Everything in the listing should be restated word for word.

## start

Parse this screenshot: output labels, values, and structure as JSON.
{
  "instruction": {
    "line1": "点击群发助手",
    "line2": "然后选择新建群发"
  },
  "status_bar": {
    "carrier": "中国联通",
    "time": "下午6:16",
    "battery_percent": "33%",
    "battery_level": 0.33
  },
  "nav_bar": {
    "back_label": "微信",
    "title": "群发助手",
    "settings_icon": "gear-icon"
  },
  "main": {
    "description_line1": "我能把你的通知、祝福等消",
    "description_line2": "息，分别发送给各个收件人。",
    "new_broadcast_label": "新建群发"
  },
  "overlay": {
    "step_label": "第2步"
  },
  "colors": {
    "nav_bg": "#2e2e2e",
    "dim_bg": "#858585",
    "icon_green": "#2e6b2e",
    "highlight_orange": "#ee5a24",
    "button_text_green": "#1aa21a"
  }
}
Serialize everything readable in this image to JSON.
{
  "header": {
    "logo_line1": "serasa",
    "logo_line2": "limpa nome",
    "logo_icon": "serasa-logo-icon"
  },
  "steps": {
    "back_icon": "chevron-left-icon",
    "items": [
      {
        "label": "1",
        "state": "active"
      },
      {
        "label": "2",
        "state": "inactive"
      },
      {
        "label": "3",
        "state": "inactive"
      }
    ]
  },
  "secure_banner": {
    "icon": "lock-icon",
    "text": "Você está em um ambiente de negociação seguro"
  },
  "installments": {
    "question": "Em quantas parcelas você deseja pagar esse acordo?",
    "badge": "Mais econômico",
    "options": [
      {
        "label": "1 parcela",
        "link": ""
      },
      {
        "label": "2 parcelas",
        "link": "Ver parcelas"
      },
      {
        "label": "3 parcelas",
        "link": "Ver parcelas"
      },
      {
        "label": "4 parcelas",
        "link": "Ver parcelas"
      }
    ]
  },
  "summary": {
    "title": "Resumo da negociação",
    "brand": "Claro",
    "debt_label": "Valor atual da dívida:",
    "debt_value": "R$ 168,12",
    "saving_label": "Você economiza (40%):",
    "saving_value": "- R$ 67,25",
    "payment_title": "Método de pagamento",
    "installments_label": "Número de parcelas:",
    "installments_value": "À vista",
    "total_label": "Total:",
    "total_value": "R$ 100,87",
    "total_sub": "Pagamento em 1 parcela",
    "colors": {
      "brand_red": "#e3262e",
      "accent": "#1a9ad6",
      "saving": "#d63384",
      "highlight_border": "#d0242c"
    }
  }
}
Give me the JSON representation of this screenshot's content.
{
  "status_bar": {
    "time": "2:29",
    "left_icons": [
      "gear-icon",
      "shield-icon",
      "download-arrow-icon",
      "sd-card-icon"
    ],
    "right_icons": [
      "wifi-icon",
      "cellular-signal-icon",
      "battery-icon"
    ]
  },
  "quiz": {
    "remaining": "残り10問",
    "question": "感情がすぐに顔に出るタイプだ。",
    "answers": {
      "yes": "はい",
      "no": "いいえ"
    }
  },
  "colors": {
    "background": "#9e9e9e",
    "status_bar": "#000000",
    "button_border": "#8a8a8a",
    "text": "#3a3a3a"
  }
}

## end

Solution for this task:
Parse this screenshot: output labels, values, and structure as JSON.
{
  "instruction": {
    "line1": "点击群发助手",
    "line2": "然后选择新建群发"
  },
  "status_bar": {
    "carrier": "中国联通",
    "time": "下午6:16",
    "battery_percent": "33%",
    "battery_level": 0.33
  },
  "nav_bar": {
    "back_label": "微信",
    "title": "群发助手",
    "settings_icon": "gear-icon"
  },
  "main": {
    "description_line1": "我能把你的通知、祝福等消",
    "description_line2": "息，分别发送给各个收件人。",
    "new_broadcast_label": "新建群发"
  },
  "overlay": {
    "step_label": "第2步"
  },
  "colors": {
    "nav_bg": "#2e2e2e",
    "dim_bg": "#858585",
    "icon_green": "#2e6b2e",
    "highlight_orange": "#ee5a24",
    "button_text_green": "#1aa21a"
  }
}
Serialize everything readable in this image to JSON.
{
  "header": {
    "logo_line1": "serasa",
    "logo_line2": "limpa nome",
    "logo_icon": "serasa-logo-icon"
  },
  "steps": {
    "back_icon": "chevron-left-icon",
    "items": [
      {
        "label": "1",
        "state": "active"
      },
      {
        "label": "2",
        "state": "inactive"
      },
      {
        "label": "3",
        "state": "inactive"
      }
    ]
  },
  "secure_banner": {
    "icon": "lock-icon",
    "text": "Você está em um ambiente de negociação seguro"
  },
  "installments": {
    "question": "Em quantas parcelas você deseja pagar esse acordo?",
    "badge": "Mais econômico",
    "options": [
      {
        "label": "1 parcela",
        "link": ""
      },
      {
        "label": "2 parcelas",
        "link": "Ver parcelas"
      },
      {
        "label": "3 parcelas",
        "link": "Ver parcelas"
      },
      {
        "label": "4 parcelas",
        "link": "Ver parcelas"
      }
    ]
  },
  "summary": {
    "title": "Resumo da negociação",
    "brand": "Claro",
    "debt_label": "Valor atual da dívida:",
    "debt_value": "R$ 168,12",
    "saving_label": "Você economiza (40%):",
    "saving_value": "- R$ 67,25",
    "payment_title": "Método de pagamento",
    "installments_label": "Número de parcelas:",
    "installments_value": "À vista",
    "total_label": "Total:",
    "total_value": "R$ 100,87",
    "total_sub": "Pagamento em 1 parcela",
    "colors": {
      "brand_red": "#e3262e",
      "accent": "#1a9ad6",
      "saving": "#d63384",
      "highlight_border": "#d0242c"
    }
  }
}
Give me the JSON representation of this screenshot's content.
{
  "status_bar": {
    "time": "2:29",
    "left_icons": [
      "gear-icon",
      "shield-icon",
      "download-arrow-icon",
      "sd-card-icon"
    ],
    "right_icons": [
      "wifi-icon",
      "cellular-signal-icon",
      "battery-icon"
    ]
  },
  "quiz": {
    "remaining": "残り10問",
    "question": "感情がすぐに顔に出るタイプだ。",
    "answers": {
      "yes": "はい",
      "no": "いいえ"
    }
  },
  "colors": {
    "background": "#9e9e9e",
    "status_bar": "#000000",
    "button_border": "#8a8a8a",
    "text": "#3a3a3a"
  }
}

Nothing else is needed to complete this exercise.